## [Aim]
Copy out every line in the entries below that contains the string "heading", matching its case exactly.

## [Information supplied]
>> begin

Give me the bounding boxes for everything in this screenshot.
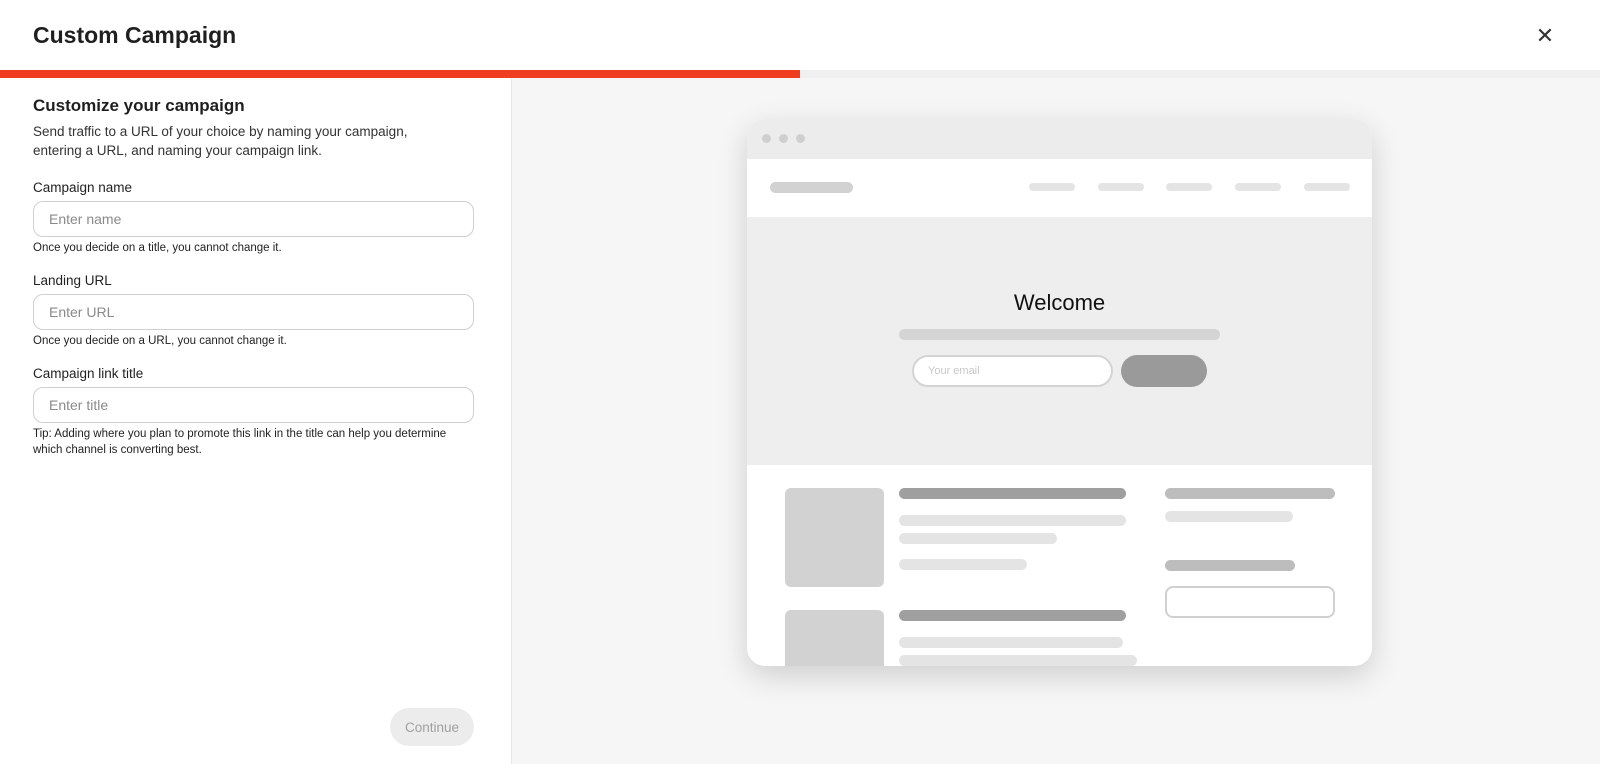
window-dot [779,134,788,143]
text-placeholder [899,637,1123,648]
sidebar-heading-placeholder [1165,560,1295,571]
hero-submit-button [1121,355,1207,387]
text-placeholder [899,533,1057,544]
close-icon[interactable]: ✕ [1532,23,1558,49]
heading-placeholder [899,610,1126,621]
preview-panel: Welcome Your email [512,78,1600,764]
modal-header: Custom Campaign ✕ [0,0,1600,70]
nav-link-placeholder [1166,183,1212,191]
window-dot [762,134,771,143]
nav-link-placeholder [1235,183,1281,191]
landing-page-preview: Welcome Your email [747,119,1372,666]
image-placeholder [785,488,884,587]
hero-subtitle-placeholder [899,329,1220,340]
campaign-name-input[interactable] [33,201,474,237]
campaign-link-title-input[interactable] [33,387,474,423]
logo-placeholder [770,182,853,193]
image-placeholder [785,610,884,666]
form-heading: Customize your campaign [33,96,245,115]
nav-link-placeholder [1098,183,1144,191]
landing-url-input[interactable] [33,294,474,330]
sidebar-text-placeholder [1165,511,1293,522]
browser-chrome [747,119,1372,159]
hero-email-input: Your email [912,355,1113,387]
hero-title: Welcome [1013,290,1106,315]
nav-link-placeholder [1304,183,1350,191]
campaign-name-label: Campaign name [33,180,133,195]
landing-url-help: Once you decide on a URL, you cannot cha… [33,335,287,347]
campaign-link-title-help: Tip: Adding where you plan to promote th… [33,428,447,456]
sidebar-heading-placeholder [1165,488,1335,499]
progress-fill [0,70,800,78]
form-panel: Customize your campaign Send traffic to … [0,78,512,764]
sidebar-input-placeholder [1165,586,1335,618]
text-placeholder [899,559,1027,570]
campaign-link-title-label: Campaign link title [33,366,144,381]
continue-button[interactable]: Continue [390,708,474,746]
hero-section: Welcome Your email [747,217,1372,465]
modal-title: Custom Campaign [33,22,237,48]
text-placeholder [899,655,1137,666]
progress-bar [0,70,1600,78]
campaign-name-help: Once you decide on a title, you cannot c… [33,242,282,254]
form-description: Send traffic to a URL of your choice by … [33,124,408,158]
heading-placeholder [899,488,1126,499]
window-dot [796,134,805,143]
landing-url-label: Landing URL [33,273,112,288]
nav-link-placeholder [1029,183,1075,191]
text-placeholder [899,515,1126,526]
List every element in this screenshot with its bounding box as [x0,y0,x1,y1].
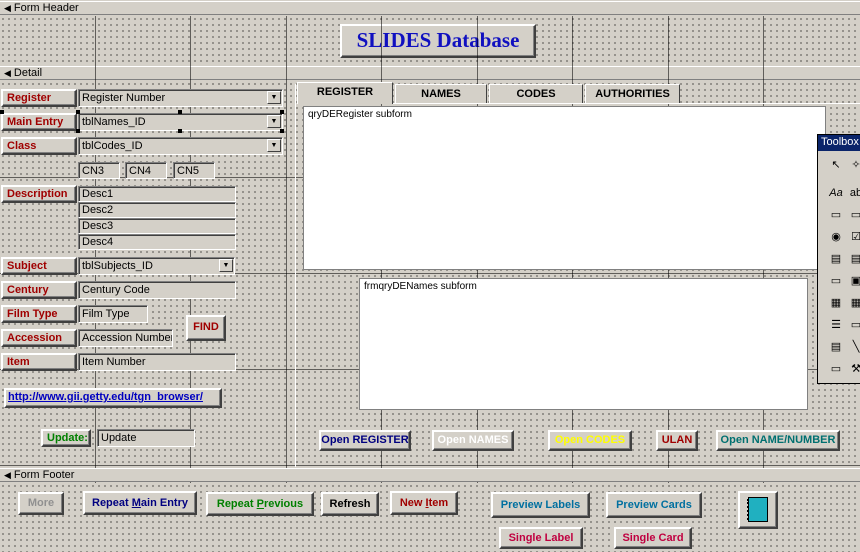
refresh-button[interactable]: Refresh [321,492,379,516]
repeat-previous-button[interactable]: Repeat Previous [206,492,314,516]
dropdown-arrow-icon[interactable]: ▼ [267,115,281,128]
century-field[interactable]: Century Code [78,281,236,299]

>> end

## [Full output]
sidebar-heading-placeholder [1165,560,1295,571]
heading-placeholder [899,610,1126,621]
form-heading: Customize your campaign [33,96,245,115]
sidebar-heading-placeholder [1165,488,1335,499]
heading-placeholder [899,488,1126,499]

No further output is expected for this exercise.